• [TASK REQUIREMENTS]
Report each line of the data that includes the word "Unique".

◇ ◇ ◇ ◇ ◇

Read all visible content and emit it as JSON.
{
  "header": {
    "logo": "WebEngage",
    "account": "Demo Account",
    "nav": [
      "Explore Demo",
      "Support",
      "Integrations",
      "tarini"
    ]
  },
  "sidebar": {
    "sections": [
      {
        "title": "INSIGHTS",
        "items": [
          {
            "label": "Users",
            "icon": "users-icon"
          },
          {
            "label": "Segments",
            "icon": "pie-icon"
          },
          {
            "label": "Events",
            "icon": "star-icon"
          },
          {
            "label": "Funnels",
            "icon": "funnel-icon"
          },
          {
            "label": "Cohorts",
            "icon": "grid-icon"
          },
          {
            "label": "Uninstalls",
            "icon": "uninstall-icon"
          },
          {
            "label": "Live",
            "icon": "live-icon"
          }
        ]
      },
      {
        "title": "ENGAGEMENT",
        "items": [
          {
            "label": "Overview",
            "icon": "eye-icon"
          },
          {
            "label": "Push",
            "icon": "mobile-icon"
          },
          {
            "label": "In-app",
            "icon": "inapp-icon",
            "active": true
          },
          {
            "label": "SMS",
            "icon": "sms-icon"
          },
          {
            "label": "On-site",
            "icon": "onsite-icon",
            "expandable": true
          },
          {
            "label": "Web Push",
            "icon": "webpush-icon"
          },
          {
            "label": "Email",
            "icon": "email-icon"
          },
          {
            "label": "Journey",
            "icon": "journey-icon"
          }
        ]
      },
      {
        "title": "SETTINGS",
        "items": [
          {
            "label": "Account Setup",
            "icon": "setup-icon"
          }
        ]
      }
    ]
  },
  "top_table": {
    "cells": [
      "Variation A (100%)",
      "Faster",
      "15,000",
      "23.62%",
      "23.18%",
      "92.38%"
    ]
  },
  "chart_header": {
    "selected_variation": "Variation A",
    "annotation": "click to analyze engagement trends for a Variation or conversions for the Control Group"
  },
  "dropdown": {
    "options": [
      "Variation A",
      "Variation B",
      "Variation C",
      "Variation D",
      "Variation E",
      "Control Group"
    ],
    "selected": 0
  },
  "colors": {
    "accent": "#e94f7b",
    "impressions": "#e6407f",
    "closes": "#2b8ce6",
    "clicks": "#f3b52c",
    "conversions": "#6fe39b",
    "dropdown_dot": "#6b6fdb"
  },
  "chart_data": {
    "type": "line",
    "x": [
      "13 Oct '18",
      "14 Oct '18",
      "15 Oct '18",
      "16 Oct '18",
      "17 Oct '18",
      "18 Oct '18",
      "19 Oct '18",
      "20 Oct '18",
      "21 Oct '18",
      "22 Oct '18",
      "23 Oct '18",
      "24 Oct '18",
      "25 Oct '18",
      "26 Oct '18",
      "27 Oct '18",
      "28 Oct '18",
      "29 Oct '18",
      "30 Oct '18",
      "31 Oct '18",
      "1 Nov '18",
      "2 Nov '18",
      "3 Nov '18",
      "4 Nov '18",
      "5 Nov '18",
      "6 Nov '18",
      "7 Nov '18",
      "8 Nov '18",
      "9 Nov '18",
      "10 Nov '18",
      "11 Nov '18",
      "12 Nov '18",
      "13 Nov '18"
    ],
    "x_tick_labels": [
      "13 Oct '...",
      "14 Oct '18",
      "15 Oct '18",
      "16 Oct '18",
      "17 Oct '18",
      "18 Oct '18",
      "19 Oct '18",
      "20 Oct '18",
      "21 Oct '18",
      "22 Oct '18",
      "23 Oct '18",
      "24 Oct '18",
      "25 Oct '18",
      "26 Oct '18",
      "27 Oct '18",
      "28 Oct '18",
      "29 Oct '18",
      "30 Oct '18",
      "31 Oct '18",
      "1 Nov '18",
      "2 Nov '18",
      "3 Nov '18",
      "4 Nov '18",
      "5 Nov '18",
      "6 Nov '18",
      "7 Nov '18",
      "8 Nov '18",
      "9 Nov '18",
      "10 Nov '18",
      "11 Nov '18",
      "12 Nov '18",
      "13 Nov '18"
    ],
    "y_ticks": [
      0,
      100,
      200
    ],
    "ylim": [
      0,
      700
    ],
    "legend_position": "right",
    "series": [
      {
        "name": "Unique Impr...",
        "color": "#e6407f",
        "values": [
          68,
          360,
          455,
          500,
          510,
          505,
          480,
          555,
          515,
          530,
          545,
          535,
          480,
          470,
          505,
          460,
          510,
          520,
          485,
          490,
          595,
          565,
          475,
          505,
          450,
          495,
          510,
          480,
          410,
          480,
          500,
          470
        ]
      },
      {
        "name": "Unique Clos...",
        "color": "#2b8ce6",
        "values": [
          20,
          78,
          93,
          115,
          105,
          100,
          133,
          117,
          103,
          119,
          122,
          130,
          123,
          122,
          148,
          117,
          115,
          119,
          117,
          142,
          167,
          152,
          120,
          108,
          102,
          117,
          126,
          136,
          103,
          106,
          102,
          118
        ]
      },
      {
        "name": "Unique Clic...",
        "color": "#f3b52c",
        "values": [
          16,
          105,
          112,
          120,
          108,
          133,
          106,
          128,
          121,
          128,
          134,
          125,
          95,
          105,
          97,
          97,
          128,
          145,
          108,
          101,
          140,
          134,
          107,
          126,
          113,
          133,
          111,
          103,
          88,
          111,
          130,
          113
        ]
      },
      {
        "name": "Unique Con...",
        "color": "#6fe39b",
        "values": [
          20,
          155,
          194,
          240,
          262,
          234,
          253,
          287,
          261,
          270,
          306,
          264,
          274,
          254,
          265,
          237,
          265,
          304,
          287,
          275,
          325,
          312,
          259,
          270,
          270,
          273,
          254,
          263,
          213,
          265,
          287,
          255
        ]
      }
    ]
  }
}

◇ ◇ ◇ ◇ ◇

• [ANSWER FOR THIS EXERCISE]
        "name": "Unique Impr...",
        "name": "Unique Clos...",
        "name": "Unique Clic...",
        "name": "Unique Con...",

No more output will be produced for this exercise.